-- Start --

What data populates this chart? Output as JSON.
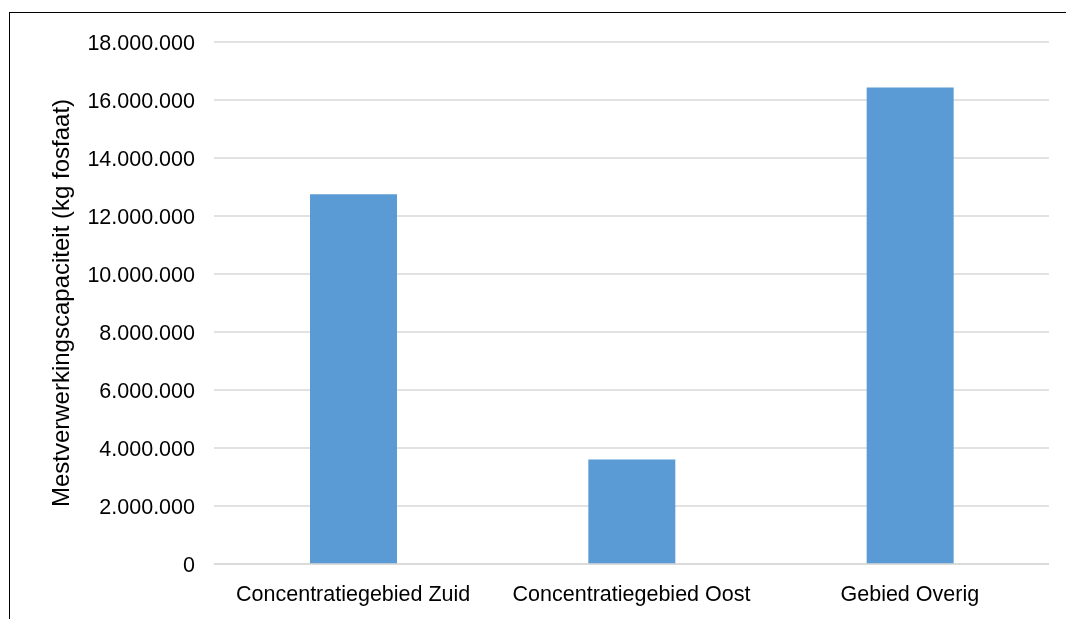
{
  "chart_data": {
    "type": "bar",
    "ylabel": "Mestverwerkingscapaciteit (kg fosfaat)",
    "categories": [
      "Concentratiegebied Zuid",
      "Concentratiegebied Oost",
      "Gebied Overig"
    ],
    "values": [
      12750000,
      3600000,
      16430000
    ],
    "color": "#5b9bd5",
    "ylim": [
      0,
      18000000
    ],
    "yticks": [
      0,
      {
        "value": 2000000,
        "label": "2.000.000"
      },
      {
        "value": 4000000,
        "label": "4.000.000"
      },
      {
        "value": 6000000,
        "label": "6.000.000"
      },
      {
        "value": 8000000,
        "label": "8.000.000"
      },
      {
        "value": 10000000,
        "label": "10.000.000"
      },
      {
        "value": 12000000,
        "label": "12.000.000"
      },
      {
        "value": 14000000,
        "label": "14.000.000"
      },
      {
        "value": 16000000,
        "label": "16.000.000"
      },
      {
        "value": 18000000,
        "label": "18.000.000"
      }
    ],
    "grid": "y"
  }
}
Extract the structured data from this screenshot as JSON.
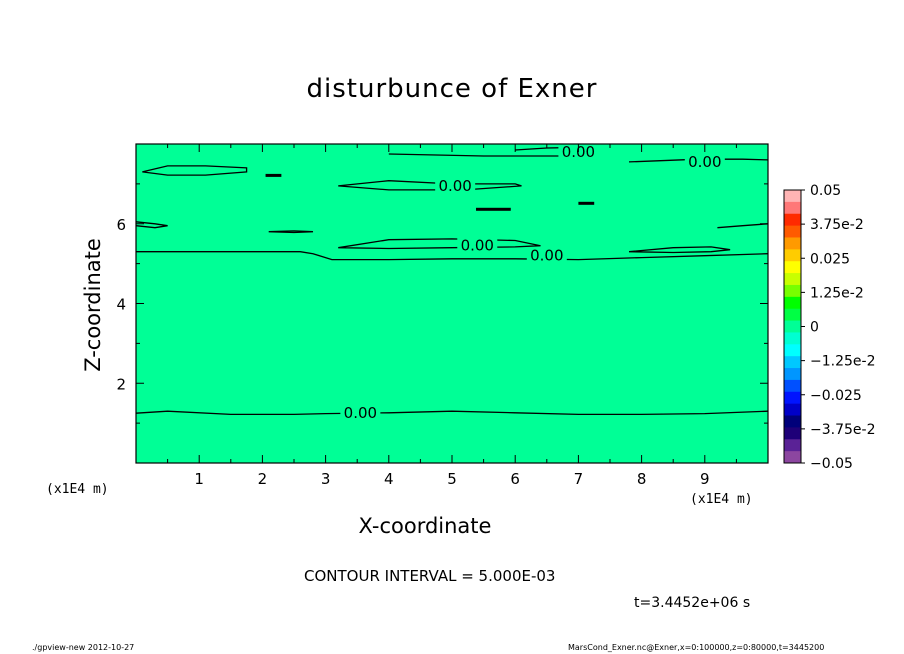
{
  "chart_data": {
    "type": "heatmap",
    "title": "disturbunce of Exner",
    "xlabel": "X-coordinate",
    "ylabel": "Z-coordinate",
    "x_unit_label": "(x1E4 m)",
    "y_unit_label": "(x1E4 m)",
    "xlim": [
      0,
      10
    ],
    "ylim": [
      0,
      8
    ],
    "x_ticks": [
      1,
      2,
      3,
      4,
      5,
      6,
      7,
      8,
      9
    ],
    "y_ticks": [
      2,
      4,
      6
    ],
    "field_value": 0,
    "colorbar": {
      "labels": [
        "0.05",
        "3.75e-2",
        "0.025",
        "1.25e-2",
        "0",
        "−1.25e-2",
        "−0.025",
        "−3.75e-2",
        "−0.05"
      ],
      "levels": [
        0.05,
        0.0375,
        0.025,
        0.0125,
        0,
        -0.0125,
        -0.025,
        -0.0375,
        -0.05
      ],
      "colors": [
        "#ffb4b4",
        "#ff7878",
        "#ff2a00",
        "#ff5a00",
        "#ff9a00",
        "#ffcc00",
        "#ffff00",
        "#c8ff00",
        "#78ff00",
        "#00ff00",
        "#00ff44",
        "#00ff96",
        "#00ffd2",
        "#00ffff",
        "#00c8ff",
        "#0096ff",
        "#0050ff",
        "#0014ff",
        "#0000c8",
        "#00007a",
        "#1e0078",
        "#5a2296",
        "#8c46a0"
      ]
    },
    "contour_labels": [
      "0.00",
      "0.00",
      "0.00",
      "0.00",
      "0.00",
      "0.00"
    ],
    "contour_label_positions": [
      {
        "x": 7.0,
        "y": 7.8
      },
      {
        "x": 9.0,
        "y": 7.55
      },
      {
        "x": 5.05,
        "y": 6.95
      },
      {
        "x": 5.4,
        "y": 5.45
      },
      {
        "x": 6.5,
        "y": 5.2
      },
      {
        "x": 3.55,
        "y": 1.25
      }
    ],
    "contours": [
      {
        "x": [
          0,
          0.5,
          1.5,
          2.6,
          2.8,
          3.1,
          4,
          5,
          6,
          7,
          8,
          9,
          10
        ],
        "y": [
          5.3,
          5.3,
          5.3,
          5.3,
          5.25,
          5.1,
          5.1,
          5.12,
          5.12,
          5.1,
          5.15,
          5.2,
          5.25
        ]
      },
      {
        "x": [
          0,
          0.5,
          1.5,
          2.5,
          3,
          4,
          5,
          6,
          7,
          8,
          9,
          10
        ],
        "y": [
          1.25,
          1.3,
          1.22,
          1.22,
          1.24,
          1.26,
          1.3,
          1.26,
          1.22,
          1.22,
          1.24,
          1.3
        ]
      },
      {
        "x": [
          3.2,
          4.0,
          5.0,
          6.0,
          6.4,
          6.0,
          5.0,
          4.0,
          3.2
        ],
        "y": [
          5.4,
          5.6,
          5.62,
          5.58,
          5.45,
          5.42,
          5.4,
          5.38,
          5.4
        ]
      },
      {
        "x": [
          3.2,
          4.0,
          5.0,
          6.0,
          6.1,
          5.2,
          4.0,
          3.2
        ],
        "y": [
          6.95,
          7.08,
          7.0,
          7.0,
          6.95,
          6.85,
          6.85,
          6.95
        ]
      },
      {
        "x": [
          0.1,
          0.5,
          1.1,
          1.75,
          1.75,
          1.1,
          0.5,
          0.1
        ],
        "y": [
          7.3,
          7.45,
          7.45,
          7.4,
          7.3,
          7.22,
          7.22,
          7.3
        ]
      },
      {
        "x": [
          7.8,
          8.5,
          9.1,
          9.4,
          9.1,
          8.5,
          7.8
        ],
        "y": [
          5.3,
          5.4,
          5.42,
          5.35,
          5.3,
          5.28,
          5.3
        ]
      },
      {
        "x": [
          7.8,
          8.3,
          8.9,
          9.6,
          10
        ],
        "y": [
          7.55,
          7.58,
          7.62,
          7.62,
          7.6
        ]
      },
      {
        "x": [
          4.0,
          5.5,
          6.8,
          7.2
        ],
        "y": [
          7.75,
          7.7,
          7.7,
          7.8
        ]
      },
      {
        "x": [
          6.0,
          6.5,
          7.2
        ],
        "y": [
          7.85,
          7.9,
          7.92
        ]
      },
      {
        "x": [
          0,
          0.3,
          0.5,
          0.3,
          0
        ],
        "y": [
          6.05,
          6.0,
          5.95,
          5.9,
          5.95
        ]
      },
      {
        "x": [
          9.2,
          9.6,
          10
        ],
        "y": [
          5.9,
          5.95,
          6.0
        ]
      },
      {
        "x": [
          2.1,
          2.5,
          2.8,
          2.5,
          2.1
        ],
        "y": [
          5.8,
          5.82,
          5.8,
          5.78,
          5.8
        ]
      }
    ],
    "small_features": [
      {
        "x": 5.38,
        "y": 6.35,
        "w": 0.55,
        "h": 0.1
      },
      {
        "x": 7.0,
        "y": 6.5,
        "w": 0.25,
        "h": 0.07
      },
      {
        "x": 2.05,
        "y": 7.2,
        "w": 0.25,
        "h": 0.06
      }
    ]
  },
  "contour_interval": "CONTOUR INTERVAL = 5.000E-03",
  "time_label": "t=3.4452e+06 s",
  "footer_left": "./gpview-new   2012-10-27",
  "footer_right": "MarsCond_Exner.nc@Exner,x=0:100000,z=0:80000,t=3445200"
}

-- End --

■ Request ■
Reproduce the records above exactly, leaving out every picture they contain.

■ Answer to this task ■
What data populates this chart? Output as JSON.
{
  "chart_data": {
    "type": "bar",
    "ylabel": "Mestverwerkingscapaciteit (kg fosfaat)",
    "categories": [
      "Concentratiegebied Zuid",
      "Concentratiegebied Oost",
      "Gebied Overig"
    ],
    "values": [
      12750000,
      3600000,
      16430000
    ],
    "color": "#5b9bd5",
    "ylim": [
      0,
      18000000
    ],
    "yticks": [
      0,
      {
        "value": 2000000,
        "label": "2.000.000"
      },
      {
        "value": 4000000,
        "label": "4.000.000"
      },
      {
        "value": 6000000,
        "label": "6.000.000"
      },
      {
        "value": 8000000,
        "label": "8.000.000"
      },
      {
        "value": 10000000,
        "label": "10.000.000"
      },
      {
        "value": 12000000,
        "label": "12.000.000"
      },
      {
        "value": 14000000,
        "label": "14.000.000"
      },
      {
        "value": 16000000,
        "label": "16.000.000"
      },
      {
        "value": 18000000,
        "label": "18.000.000"
      }
    ],
    "grid": "y"
  }
}
Extract the structured data from this screenshot as JSON.
{
  "chart_data": {
    "type": "heatmap",
    "title": "disturbunce of Exner",
    "xlabel": "X-coordinate",
    "ylabel": "Z-coordinate",
    "x_unit_label": "(x1E4 m)",
    "y_unit_label": "(x1E4 m)",
    "xlim": [
      0,
      10
    ],
    "ylim": [
      0,
      8
    ],
    "x_ticks": [
      1,
      2,
      3,
      4,
      5,
      6,
      7,
      8,
      9
    ],
    "y_ticks": [
      2,
      4,
      6
    ],
    "field_value": 0,
    "colorbar": {
      "labels": [
        "0.05",
        "3.75e-2",
        "0.025",
        "1.25e-2",
        "0",
        "−1.25e-2",
        "−0.025",
        "−3.75e-2",
        "−0.05"
      ],
      "levels": [
        0.05,
        0.0375,
        0.025,
        0.0125,
        0,
        -0.0125,
        -0.025,
        -0.0375,
        -0.05
      ],
      "colors": [
        "#ffb4b4",
        "#ff7878",
        "#ff2a00",
        "#ff5a00",
        "#ff9a00",
        "#ffcc00",
        "#ffff00",
        "#c8ff00",
        "#78ff00",
        "#00ff00",
        "#00ff44",
        "#00ff96",
        "#00ffd2",
        "#00ffff",
        "#00c8ff",
        "#0096ff",
        "#0050ff",
        "#0014ff",
        "#0000c8",
        "#00007a",
        "#1e0078",
        "#5a2296",
        "#8c46a0"
      ]
    },
    "contour_labels": [
      "0.00",
      "0.00",
      "0.00",
      "0.00",
      "0.00",
      "0.00"
    ],
    "contour_label_positions": [
      {
        "x": 7.0,
        "y": 7.8
      },
      {
        "x": 9.0,
        "y": 7.55
      },
      {
        "x": 5.05,
        "y": 6.95
      },
      {
        "x": 5.4,
        "y": 5.45
      },
      {
        "x": 6.5,
        "y": 5.2
      },
      {
        "x": 3.55,
        "y": 1.25
      }
    ],
    "contours": [
      {
        "x": [
          0,
          0.5,
          1.5,
          2.6,
          2.8,
          3.1,
          4,
          5,
          6,
          7,
          8,
          9,
          10
        ],
        "y": [
          5.3,
          5.3,
          5.3,
          5.3,
          5.25,
          5.1,
          5.1,
          5.12,
          5.12,
          5.1,
          5.15,
          5.2,
          5.25
        ]
      },
      {
        "x": [
          0,
          0.5,
          1.5,
          2.5,
          3,
          4,
          5,
          6,
          7,
          8,
          9,
          10
        ],
        "y": [
          1.25,
          1.3,
          1.22,
          1.22,
          1.24,
          1.26,
          1.3,
          1.26,
          1.22,
          1.22,
          1.24,
          1.3
        ]
      },
      {
        "x": [
          3.2,
          4.0,
          5.0,
          6.0,
          6.4,
          6.0,
          5.0,
          4.0,
          3.2
        ],
        "y": [
          5.4,
          5.6,
          5.62,
          5.58,
          5.45,
          5.42,
          5.4,
          5.38,
          5.4
        ]
      },
      {
        "x": [
          3.2,
          4.0,
          5.0,
          6.0,
          6.1,
          5.2,
          4.0,
          3.2
        ],
        "y": [
          6.95,
          7.08,
          7.0,
          7.0,
          6.95,
          6.85,
          6.85,
          6.95
        ]
      },
      {
        "x": [
          0.1,
          0.5,
          1.1,
          1.75,
          1.75,
          1.1,
          0.5,
          0.1
        ],
        "y": [
          7.3,
          7.45,
          7.45,
          7.4,
          7.3,
          7.22,
          7.22,
          7.3
        ]
      },
      {
        "x": [
          7.8,
          8.5,
          9.1,
          9.4,
          9.1,
          8.5,
          7.8
        ],
        "y": [
          5.3,
          5.4,
          5.42,
          5.35,
          5.3,
          5.28,
          5.3
        ]
      },
      {
        "x": [
          7.8,
          8.3,
          8.9,
          9.6,
          10
        ],
        "y": [
          7.55,
          7.58,
          7.62,
          7.62,
          7.6
        ]
      },
      {
        "x": [
          4.0,
          5.5,
          6.8,
          7.2
        ],
        "y": [
          7.75,
          7.7,
          7.7,
          7.8
        ]
      },
      {
        "x": [
          6.0,
          6.5,
          7.2
        ],
        "y": [
          7.85,
          7.9,
          7.92
        ]
      },
      {
        "x": [
          0,
          0.3,
          0.5,
          0.3,
          0
        ],
        "y": [
          6.05,
          6.0,
          5.95,
          5.9,
          5.95
        ]
      },
      {
        "x": [
          9.2,
          9.6,
          10
        ],
        "y": [
          5.9,
          5.95,
          6.0
        ]
      },
      {
        "x": [
          2.1,
          2.5,
          2.8,
          2.5,
          2.1
        ],
        "y": [
          5.8,
          5.82,
          5.8,
          5.78,
          5.8
        ]
      }
    ],
    "small_features": [
      {
        "x": 5.38,
        "y": 6.35,
        "w": 0.55,
        "h": 0.1
      },
      {
        "x": 7.0,
        "y": 6.5,
        "w": 0.25,
        "h": 0.07
      },
      {
        "x": 2.05,
        "y": 7.2,
        "w": 0.25,
        "h": 0.06
      }
    ]
  },
  "contour_interval": "CONTOUR INTERVAL = 5.000E-03",
  "time_label": "t=3.4452e+06 s",
  "footer_left": "./gpview-new   2012-10-27",
  "footer_right": "MarsCond_Exner.nc@Exner,x=0:100000,z=0:80000,t=3445200"
}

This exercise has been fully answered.